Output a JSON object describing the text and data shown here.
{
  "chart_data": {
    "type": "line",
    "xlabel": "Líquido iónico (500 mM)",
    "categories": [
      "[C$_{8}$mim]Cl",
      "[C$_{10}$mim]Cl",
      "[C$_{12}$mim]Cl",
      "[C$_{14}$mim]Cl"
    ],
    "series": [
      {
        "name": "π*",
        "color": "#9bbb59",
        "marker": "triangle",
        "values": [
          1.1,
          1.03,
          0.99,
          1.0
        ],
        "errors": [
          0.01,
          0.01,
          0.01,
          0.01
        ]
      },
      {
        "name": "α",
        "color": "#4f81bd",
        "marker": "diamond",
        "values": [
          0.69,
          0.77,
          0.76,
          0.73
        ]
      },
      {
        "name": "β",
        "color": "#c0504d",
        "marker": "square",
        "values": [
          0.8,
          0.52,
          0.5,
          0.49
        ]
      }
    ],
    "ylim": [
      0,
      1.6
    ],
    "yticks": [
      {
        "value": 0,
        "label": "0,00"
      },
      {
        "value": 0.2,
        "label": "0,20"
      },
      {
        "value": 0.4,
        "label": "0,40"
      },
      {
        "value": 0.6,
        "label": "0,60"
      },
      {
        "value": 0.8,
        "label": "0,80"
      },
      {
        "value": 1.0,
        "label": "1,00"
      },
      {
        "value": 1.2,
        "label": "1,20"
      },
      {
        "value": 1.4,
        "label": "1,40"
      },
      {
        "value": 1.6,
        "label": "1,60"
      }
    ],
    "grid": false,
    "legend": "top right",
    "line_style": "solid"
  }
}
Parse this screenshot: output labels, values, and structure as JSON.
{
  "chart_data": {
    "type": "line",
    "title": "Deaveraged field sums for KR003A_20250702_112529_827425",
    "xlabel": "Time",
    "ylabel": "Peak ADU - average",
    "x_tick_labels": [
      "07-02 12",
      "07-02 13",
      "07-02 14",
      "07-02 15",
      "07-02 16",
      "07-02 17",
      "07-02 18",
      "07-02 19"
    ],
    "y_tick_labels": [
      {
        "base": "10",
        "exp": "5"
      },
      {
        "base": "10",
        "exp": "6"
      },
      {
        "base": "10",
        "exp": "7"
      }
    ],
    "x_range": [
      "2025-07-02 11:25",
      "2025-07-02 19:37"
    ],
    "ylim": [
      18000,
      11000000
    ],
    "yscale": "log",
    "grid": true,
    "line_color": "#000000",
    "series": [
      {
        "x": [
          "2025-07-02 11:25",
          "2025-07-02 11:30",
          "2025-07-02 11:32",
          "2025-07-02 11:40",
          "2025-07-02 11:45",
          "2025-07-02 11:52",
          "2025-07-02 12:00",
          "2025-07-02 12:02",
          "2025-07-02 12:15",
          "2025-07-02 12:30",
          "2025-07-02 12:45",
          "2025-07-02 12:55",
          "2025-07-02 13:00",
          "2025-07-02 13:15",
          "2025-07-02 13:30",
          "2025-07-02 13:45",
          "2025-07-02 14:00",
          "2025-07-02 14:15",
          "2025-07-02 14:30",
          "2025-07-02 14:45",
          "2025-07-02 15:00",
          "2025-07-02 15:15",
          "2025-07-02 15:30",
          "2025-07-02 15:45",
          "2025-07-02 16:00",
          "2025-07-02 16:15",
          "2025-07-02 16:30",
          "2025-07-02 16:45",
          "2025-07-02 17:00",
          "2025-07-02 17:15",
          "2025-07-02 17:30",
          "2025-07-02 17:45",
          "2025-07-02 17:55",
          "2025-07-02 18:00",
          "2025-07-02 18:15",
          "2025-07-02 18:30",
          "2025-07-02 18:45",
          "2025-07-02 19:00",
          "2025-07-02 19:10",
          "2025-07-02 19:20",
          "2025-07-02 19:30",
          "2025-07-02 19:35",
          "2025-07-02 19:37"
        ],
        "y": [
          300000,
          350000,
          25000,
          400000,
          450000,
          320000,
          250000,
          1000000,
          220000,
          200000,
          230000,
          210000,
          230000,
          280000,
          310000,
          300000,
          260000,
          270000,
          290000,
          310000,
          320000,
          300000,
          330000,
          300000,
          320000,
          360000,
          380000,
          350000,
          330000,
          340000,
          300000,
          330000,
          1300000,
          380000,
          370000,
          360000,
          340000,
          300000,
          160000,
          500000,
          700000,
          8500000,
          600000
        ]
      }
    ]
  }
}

Exercise requirements => Return every line exactly.

Exercise response =>
Output a JSON object describing the text and data shown here.
{
  "chart_data": {
    "type": "line",
    "xlabel": "Líquido iónico (500 mM)",
    "categories": [
      "[C$_{8}$mim]Cl",
      "[C$_{10}$mim]Cl",
      "[C$_{12}$mim]Cl",
      "[C$_{14}$mim]Cl"
    ],
    "series": [
      {
        "name": "π*",
        "color": "#9bbb59",
        "marker": "triangle",
        "values": [
          1.1,
          1.03,
          0.99,
          1.0
        ],
        "errors": [
          0.01,
          0.01,
          0.01,
          0.01
        ]
      },
      {
        "name": "α",
        "color": "#4f81bd",
        "marker": "diamond",
        "values": [
          0.69,
          0.77,
          0.76,
          0.73
        ]
      },
      {
        "name": "β",
        "color": "#c0504d",
        "marker": "square",
        "values": [
          0.8,
          0.52,
          0.5,
          0.49
        ]
      }
    ],
    "ylim": [
      0,
      1.6
    ],
    "yticks": [
      {
        "value": 0,
        "label": "0,00"
      },
      {
        "value": 0.2,
        "label": "0,20"
      },
      {
        "value": 0.4,
        "label": "0,40"
      },
      {
        "value": 0.6,
        "label": "0,60"
      },
      {
        "value": 0.8,
        "label": "0,80"
      },
      {
        "value": 1.0,
        "label": "1,00"
      },
      {
        "value": 1.2,
        "label": "1,20"
      },
      {
        "value": 1.4,
        "label": "1,40"
      },
      {
        "value": 1.6,
        "label": "1,60"
      }
    ],
    "grid": false,
    "legend": "top right",
    "line_style": "solid"
  }
}
Parse this screenshot: output labels, values, and structure as JSON.
{
  "chart_data": {
    "type": "line",
    "title": "Deaveraged field sums for KR003A_20250702_112529_827425",
    "xlabel": "Time",
    "ylabel": "Peak ADU - average",
    "x_tick_labels": [
      "07-02 12",
      "07-02 13",
      "07-02 14",
      "07-02 15",
      "07-02 16",
      "07-02 17",
      "07-02 18",
      "07-02 19"
    ],
    "y_tick_labels": [
      {
        "base": "10",
        "exp": "5"
      },
      {
        "base": "10",
        "exp": "6"
      },
      {
        "base": "10",
        "exp": "7"
      }
    ],
    "x_range": [
      "2025-07-02 11:25",
      "2025-07-02 19:37"
    ],
    "ylim": [
      18000,
      11000000
    ],
    "yscale": "log",
    "grid": true,
    "line_color": "#000000",
    "series": [
      {
        "x": [
          "2025-07-02 11:25",
          "2025-07-02 11:30",
          "2025-07-02 11:32",
          "2025-07-02 11:40",
          "2025-07-02 11:45",
          "2025-07-02 11:52",
          "2025-07-02 12:00",
          "2025-07-02 12:02",
          "2025-07-02 12:15",
          "2025-07-02 12:30",
          "2025-07-02 12:45",
          "2025-07-02 12:55",
          "2025-07-02 13:00",
          "2025-07-02 13:15",
          "2025-07-02 13:30",
          "2025-07-02 13:45",
          "2025-07-02 14:00",
          "2025-07-02 14:15",
          "2025-07-02 14:30",
          "2025-07-02 14:45",
          "2025-07-02 15:00",
          "2025-07-02 15:15",
          "2025-07-02 15:30",
          "2025-07-02 15:45",
          "2025-07-02 16:00",
          "2025-07-02 16:15",
          "2025-07-02 16:30",
          "2025-07-02 16:45",
          "2025-07-02 17:00",
          "2025-07-02 17:15",
          "2025-07-02 17:30",
          "2025-07-02 17:45",
          "2025-07-02 17:55",
          "2025-07-02 18:00",
          "2025-07-02 18:15",
          "2025-07-02 18:30",
          "2025-07-02 18:45",
          "2025-07-02 19:00",
          "2025-07-02 19:10",
          "2025-07-02 19:20",
          "2025-07-02 19:30",
          "2025-07-02 19:35",
          "2025-07-02 19:37"
        ],
        "y": [
          300000,
          350000,
          25000,
          400000,
          450000,
          320000,
          250000,
          1000000,
          220000,
          200000,
          230000,
          210000,
          230000,
          280000,
          310000,
          300000,
          260000,
          270000,
          290000,
          310000,
          320000,
          300000,
          330000,
          300000,
          320000,
          360000,
          380000,
          350000,
          330000,
          340000,
          300000,
          330000,
          1300000,
          380000,
          370000,
          360000,
          340000,
          300000,
          160000,
          500000,
          700000,
          8500000,
          600000
        ]
      }
    ]
  }
}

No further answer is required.